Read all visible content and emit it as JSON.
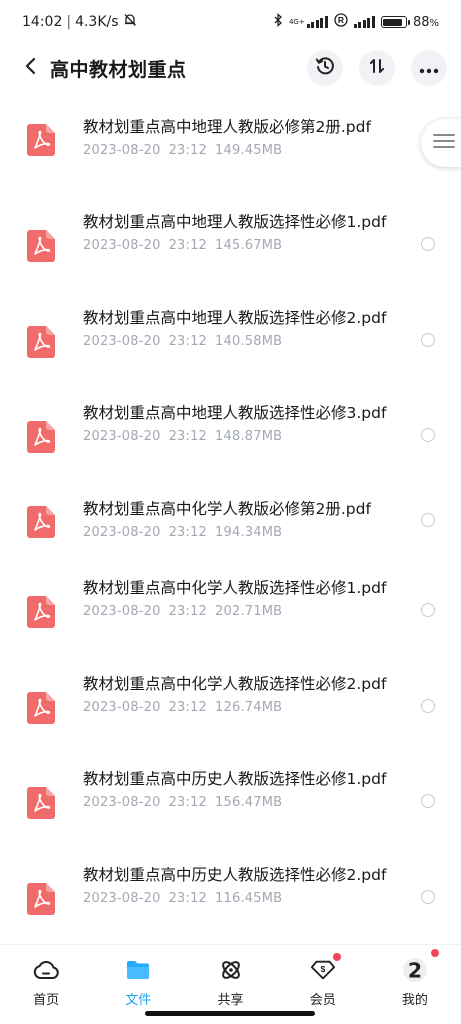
{
  "status_bar": {
    "time": "14:02",
    "net_speed": "4.3K/s",
    "network": "4G+",
    "battery": "88",
    "battery_unit": "%",
    "battery_level": 0.88
  },
  "header": {
    "title": "高中教材划重点"
  },
  "files": [
    {
      "name": "教材划重点高中地理人教版必修第2册.pdf",
      "date": "2023-08-20",
      "time": "23:12",
      "size": "149.45MB"
    },
    {
      "name": "教材划重点高中地理人教版选择性必修1.pdf",
      "date": "2023-08-20",
      "time": "23:12",
      "size": "145.67MB"
    },
    {
      "name": "教材划重点高中地理人教版选择性必修2.pdf",
      "date": "2023-08-20",
      "time": "23:12",
      "size": "140.58MB"
    },
    {
      "name": "教材划重点高中地理人教版选择性必修3.pdf",
      "date": "2023-08-20",
      "time": "23:12",
      "size": "148.87MB"
    },
    {
      "name": "教材划重点高中化学人教版必修第2册.pdf",
      "date": "2023-08-20",
      "time": "23:12",
      "size": "194.34MB"
    },
    {
      "name": "教材划重点高中化学人教版选择性必修1.pdf",
      "date": "2023-08-20",
      "time": "23:12",
      "size": "202.71MB"
    },
    {
      "name": "教材划重点高中化学人教版选择性必修2.pdf",
      "date": "2023-08-20",
      "time": "23:12",
      "size": "126.74MB"
    },
    {
      "name": "教材划重点高中历史人教版选择性必修1.pdf",
      "date": "2023-08-20",
      "time": "23:12",
      "size": "156.47MB"
    },
    {
      "name": "教材划重点高中历史人教版选择性必修2.pdf",
      "date": "2023-08-20",
      "time": "23:12",
      "size": "116.45MB"
    }
  ],
  "bottom_nav": {
    "items": [
      {
        "label": "首页",
        "icon": "cloud-home-icon"
      },
      {
        "label": "文件",
        "icon": "folder-icon",
        "active": true
      },
      {
        "label": "共享",
        "icon": "share-icon"
      },
      {
        "label": "会员",
        "icon": "vip-icon",
        "badge": true
      },
      {
        "label": "我的",
        "icon": "avatar-icon",
        "badge": true
      }
    ]
  },
  "colors": {
    "accent": "#1aa3f7",
    "pdf_red": "#f26b6b",
    "badge_red": "#f2435a",
    "meta_gray": "#a3a8b3"
  }
}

——————————

Written instruction:
Extract each line holding the word "name" from the records.

Solution to this task:
      "name": "教材划重点高中地理人教版必修第2册.pdf",
      "name": "教材划重点高中地理人教版选择性必修1.pdf",
      "name": "教材划重点高中地理人教版选择性必修2.pdf",
      "name": "教材划重点高中地理人教版选择性必修3.pdf",
      "name": "教材划重点高中化学人教版必修第2册.pdf",
      "name": "教材划重点高中化学人教版选择性必修1.pdf",
      "name": "教材划重点高中化学人教版选择性必修2.pdf",
      "name": "教材划重点高中历史人教版选择性必修1.pdf",
      "name": "教材划重点高中历史人教版选择性必修2.pdf",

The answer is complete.